## BEGIN Extracted material
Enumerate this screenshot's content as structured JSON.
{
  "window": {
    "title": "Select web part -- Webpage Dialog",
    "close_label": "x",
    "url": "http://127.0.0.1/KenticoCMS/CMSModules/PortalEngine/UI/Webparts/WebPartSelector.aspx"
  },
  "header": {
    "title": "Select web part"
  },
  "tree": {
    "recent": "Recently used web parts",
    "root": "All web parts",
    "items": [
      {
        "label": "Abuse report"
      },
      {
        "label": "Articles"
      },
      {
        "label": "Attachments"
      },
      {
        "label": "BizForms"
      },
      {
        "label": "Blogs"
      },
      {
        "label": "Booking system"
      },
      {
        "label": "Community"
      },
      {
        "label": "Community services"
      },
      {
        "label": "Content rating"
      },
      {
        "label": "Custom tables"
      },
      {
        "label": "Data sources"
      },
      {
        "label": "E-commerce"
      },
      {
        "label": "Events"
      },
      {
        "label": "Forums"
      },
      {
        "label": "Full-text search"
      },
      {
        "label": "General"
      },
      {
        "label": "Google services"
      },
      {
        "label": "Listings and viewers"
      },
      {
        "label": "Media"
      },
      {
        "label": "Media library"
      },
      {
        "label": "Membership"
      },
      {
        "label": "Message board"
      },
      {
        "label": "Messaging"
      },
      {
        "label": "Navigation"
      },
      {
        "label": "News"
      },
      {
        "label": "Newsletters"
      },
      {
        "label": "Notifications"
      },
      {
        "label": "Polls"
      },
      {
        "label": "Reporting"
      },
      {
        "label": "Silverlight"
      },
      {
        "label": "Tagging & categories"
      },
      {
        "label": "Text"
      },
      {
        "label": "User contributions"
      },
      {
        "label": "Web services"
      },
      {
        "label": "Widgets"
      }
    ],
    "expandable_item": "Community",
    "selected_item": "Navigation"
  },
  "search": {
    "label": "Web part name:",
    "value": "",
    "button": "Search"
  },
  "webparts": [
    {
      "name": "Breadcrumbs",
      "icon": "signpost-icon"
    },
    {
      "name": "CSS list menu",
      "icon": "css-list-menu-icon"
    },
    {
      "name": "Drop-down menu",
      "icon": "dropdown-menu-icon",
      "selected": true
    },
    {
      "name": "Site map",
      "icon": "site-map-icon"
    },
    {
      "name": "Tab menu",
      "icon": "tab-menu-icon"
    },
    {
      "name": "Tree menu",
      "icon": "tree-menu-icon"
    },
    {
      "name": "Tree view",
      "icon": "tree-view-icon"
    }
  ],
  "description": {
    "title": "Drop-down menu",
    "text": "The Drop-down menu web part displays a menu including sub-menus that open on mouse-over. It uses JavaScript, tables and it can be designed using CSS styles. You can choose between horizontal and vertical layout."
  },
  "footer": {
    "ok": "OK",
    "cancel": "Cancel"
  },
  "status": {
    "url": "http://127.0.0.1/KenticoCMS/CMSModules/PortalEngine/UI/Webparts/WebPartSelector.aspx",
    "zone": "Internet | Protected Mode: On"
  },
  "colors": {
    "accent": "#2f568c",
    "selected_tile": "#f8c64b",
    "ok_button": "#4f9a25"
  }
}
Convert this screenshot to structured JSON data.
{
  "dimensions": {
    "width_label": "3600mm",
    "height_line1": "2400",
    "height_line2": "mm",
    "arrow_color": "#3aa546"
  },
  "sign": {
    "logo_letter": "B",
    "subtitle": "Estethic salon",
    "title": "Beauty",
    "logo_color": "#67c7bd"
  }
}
## END Extracted material
(Written request) Would you write down every record again, exactly?

(Result of the task)
Enumerate this screenshot's content as structured JSON.
{
  "window": {
    "title": "Select web part -- Webpage Dialog",
    "close_label": "x",
    "url": "http://127.0.0.1/KenticoCMS/CMSModules/PortalEngine/UI/Webparts/WebPartSelector.aspx"
  },
  "header": {
    "title": "Select web part"
  },
  "tree": {
    "recent": "Recently used web parts",
    "root": "All web parts",
    "items": [
      {
        "label": "Abuse report"
      },
      {
        "label": "Articles"
      },
      {
        "label": "Attachments"
      },
      {
        "label": "BizForms"
      },
      {
        "label": "Blogs"
      },
      {
        "label": "Booking system"
      },
      {
        "label": "Community"
      },
      {
        "label": "Community services"
      },
      {
        "label": "Content rating"
      },
      {
        "label": "Custom tables"
      },
      {
        "label": "Data sources"
      },
      {
        "label": "E-commerce"
      },
      {
        "label": "Events"
      },
      {
        "label": "Forums"
      },
      {
        "label": "Full-text search"
      },
      {
        "label": "General"
      },
      {
        "label": "Google services"
      },
      {
        "label": "Listings and viewers"
      },
      {
        "label": "Media"
      },
      {
        "label": "Media library"
      },
      {
        "label": "Membership"
      },
      {
        "label": "Message board"
      },
      {
        "label": "Messaging"
      },
      {
        "label": "Navigation"
      },
      {
        "label": "News"
      },
      {
        "label": "Newsletters"
      },
      {
        "label": "Notifications"
      },
      {
        "label": "Polls"
      },
      {
        "label": "Reporting"
      },
      {
        "label": "Silverlight"
      },
      {
        "label": "Tagging & categories"
      },
      {
        "label": "Text"
      },
      {
        "label": "User contributions"
      },
      {
        "label": "Web services"
      },
      {
        "label": "Widgets"
      }
    ],
    "expandable_item": "Community",
    "selected_item": "Navigation"
  },
  "search": {
    "label": "Web part name:",
    "value": "",
    "button": "Search"
  },
  "webparts": [
    {
      "name": "Breadcrumbs",
      "icon": "signpost-icon"
    },
    {
      "name": "CSS list menu",
      "icon": "css-list-menu-icon"
    },
    {
      "name": "Drop-down menu",
      "icon": "dropdown-menu-icon",
      "selected": true
    },
    {
      "name": "Site map",
      "icon": "site-map-icon"
    },
    {
      "name": "Tab menu",
      "icon": "tab-menu-icon"
    },
    {
      "name": "Tree menu",
      "icon": "tree-menu-icon"
    },
    {
      "name": "Tree view",
      "icon": "tree-view-icon"
    }
  ],
  "description": {
    "title": "Drop-down menu",
    "text": "The Drop-down menu web part displays a menu including sub-menus that open on mouse-over. It uses JavaScript, tables and it can be designed using CSS styles. You can choose between horizontal and vertical layout."
  },
  "footer": {
    "ok": "OK",
    "cancel": "Cancel"
  },
  "status": {
    "url": "http://127.0.0.1/KenticoCMS/CMSModules/PortalEngine/UI/Webparts/WebPartSelector.aspx",
    "zone": "Internet | Protected Mode: On"
  },
  "colors": {
    "accent": "#2f568c",
    "selected_tile": "#f8c64b",
    "ok_button": "#4f9a25"
  }
}
Convert this screenshot to structured JSON data.
{
  "dimensions": {
    "width_label": "3600mm",
    "height_line1": "2400",
    "height_line2": "mm",
    "arrow_color": "#3aa546"
  },
  "sign": {
    "logo_letter": "B",
    "subtitle": "Estethic salon",
    "title": "Beauty",
    "logo_color": "#67c7bd"
  }
}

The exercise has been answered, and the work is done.